• Task statement: Pick out every line in the data below that holds "страны".

(Extracted data entries)
▶

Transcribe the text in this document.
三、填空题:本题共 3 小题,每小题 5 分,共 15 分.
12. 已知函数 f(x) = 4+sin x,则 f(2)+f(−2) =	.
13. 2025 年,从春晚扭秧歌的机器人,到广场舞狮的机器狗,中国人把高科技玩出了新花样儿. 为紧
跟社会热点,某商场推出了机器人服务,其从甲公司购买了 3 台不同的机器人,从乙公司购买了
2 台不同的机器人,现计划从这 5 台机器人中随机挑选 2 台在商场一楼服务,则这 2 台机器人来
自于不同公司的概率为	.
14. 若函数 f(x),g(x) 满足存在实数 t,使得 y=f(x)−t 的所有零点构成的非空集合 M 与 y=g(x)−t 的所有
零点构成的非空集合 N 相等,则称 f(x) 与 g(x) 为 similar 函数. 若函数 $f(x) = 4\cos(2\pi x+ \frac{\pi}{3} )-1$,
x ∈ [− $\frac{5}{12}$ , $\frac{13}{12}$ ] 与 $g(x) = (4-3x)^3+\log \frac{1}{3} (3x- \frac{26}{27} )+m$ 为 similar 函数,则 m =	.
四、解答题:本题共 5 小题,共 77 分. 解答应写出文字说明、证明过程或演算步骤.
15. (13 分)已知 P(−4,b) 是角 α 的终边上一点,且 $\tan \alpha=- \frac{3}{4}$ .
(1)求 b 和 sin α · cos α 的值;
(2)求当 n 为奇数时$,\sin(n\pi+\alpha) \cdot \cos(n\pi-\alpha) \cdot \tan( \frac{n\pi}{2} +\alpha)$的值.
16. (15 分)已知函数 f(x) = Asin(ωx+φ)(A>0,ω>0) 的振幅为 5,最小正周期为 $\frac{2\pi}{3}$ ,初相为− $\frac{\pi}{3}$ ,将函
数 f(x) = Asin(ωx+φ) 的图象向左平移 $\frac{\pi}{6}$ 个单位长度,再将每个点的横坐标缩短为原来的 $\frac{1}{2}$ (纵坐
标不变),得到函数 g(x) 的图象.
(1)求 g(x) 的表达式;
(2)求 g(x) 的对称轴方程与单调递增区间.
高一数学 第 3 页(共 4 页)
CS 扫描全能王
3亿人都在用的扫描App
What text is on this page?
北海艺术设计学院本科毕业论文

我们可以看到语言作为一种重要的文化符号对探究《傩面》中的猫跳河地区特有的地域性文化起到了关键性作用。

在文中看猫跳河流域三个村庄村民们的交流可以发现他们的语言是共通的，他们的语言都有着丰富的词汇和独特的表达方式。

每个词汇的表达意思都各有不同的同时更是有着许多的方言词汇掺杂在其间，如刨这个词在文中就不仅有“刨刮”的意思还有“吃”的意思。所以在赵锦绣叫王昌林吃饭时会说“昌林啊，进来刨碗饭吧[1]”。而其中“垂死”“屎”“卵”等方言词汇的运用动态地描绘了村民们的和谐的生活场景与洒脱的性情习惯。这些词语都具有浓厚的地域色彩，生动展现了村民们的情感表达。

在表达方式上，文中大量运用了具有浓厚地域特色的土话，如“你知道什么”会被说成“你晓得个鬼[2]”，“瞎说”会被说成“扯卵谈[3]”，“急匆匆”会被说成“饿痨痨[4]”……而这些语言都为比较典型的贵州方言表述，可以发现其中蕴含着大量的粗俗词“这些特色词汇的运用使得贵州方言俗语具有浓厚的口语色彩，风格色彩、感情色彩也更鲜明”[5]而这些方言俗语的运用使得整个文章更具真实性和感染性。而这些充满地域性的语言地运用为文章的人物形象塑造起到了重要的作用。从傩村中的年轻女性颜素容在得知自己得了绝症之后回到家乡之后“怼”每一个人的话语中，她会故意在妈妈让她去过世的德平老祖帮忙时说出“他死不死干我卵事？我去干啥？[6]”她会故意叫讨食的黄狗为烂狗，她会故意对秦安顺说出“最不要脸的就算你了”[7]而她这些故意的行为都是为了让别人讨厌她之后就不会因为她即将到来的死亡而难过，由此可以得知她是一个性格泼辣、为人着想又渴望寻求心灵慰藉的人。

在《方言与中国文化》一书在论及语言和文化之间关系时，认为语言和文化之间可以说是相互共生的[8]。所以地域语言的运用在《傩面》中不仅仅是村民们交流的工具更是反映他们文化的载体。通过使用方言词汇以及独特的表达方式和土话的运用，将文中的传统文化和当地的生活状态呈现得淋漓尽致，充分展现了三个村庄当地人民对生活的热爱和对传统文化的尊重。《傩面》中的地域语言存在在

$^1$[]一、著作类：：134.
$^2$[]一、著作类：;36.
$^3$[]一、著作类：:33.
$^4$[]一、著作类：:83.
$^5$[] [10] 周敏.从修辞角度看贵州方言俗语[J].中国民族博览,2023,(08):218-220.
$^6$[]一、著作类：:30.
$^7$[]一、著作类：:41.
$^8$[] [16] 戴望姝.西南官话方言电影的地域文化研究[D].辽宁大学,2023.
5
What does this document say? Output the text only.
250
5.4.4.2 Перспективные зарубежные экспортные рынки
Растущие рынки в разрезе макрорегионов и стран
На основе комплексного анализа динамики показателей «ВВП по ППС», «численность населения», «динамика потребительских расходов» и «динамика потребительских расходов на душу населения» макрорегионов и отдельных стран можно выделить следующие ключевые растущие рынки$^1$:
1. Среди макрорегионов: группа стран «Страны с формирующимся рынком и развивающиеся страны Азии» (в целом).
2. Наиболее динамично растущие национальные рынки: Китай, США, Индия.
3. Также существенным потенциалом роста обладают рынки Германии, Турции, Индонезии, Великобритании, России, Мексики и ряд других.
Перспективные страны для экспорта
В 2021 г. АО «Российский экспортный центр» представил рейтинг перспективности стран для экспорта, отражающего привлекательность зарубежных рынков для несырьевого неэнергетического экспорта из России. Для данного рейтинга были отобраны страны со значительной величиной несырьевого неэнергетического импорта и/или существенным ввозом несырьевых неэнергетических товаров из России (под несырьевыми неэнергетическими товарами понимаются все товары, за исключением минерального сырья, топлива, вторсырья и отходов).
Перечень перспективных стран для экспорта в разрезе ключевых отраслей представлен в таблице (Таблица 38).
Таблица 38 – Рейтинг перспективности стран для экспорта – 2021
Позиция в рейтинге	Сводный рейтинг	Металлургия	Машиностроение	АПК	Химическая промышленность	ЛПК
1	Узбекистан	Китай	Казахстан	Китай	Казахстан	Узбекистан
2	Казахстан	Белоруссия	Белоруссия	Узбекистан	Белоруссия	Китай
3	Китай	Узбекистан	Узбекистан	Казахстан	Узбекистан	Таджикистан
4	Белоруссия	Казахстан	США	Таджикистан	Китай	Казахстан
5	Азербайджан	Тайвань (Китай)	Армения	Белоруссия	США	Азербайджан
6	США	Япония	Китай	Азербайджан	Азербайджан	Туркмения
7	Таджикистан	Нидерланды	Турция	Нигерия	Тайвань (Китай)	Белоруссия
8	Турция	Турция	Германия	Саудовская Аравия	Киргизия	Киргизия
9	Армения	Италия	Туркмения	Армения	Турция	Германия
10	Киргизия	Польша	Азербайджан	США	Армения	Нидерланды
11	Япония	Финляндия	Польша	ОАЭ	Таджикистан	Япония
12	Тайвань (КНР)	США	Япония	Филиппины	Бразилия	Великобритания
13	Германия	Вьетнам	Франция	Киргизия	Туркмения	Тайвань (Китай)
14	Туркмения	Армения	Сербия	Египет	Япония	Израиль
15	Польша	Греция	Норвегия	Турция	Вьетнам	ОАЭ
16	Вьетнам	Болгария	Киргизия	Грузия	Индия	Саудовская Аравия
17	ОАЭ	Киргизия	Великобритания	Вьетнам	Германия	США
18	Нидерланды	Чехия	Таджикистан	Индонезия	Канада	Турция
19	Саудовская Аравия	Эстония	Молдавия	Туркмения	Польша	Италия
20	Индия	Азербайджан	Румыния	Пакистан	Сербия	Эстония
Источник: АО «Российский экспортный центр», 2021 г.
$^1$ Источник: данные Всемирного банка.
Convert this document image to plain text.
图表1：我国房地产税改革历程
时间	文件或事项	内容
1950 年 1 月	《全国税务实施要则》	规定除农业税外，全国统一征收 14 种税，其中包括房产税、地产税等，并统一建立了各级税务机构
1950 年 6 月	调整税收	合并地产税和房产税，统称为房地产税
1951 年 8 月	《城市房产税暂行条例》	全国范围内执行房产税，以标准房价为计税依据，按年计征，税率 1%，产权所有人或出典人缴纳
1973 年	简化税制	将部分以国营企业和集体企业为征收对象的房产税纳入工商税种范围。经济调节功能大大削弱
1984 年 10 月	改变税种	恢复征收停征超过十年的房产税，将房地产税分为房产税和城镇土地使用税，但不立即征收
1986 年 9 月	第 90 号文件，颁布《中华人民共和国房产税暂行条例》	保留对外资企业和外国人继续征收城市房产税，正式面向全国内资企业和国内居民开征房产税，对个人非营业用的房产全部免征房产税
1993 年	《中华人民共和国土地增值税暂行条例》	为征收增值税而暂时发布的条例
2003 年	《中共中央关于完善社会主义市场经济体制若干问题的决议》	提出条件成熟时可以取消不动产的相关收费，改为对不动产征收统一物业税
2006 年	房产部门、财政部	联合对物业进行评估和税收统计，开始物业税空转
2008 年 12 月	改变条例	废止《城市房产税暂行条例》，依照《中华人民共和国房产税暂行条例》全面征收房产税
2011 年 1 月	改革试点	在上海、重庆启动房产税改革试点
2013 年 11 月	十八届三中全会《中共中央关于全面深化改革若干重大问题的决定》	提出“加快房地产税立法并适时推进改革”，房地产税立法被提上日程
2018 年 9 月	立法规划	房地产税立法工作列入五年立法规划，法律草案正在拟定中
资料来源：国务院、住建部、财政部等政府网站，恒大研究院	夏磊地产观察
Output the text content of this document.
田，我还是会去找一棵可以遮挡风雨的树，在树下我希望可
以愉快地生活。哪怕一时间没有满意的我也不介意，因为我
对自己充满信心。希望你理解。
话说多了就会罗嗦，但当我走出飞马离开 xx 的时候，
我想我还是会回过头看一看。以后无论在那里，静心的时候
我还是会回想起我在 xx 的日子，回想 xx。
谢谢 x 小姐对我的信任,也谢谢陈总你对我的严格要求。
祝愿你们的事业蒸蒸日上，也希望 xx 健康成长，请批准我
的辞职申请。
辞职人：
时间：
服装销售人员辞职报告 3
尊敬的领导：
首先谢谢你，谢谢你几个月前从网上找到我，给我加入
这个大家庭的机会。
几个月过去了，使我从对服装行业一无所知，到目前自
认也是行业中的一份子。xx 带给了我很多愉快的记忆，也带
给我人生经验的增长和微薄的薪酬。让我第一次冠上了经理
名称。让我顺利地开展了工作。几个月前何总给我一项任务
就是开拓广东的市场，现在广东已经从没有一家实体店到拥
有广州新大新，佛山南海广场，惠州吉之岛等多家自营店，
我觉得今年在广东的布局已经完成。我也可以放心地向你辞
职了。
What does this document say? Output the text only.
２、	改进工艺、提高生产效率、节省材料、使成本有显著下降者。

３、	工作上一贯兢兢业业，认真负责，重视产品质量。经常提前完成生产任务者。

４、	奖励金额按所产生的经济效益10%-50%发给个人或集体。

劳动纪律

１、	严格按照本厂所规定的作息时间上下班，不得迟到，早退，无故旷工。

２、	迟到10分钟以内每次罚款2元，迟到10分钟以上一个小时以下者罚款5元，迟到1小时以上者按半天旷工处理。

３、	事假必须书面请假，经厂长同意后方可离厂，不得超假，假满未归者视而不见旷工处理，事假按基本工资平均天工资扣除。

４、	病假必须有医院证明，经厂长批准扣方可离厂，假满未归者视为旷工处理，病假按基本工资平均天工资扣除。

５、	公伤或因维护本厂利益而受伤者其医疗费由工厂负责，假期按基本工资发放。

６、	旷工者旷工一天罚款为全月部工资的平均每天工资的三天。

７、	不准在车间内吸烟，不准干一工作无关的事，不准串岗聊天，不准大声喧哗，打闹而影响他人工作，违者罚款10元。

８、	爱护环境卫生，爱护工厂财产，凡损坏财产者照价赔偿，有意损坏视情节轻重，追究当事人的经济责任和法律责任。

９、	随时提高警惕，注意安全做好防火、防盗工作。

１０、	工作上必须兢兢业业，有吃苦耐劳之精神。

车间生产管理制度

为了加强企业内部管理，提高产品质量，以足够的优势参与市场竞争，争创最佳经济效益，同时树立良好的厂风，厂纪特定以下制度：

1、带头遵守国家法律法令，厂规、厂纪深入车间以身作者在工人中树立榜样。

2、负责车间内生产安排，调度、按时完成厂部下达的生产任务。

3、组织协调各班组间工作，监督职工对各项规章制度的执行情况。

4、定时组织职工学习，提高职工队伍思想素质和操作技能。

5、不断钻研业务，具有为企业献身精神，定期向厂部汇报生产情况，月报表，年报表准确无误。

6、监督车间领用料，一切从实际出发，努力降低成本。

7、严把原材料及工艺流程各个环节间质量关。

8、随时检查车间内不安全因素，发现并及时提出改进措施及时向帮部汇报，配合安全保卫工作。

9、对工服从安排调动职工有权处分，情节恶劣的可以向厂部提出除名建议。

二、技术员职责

◀

• Output for this exercise:
1. Среди макрорегионов: группа стран «Страны с формирующимся рынком и развивающиеся страны Азии» (в целом).
Перспективные страны для экспорта
В 2021 г. АО «Российский экспортный центр» представил рейтинг перспективности стран для экспорта, отражающего привлекательность зарубежных рынков для несырьевого неэнергетического экспорта из России. Для данного рейтинга были отобраны страны со значительной величиной несырьевого неэнергетического импорта и/или существенным ввозом несырьевых неэнергетических товаров из России (под несырьевыми неэнергетическими товарами понимаются все товары, за исключением минерального сырья, топлива, вторсырья и отходов).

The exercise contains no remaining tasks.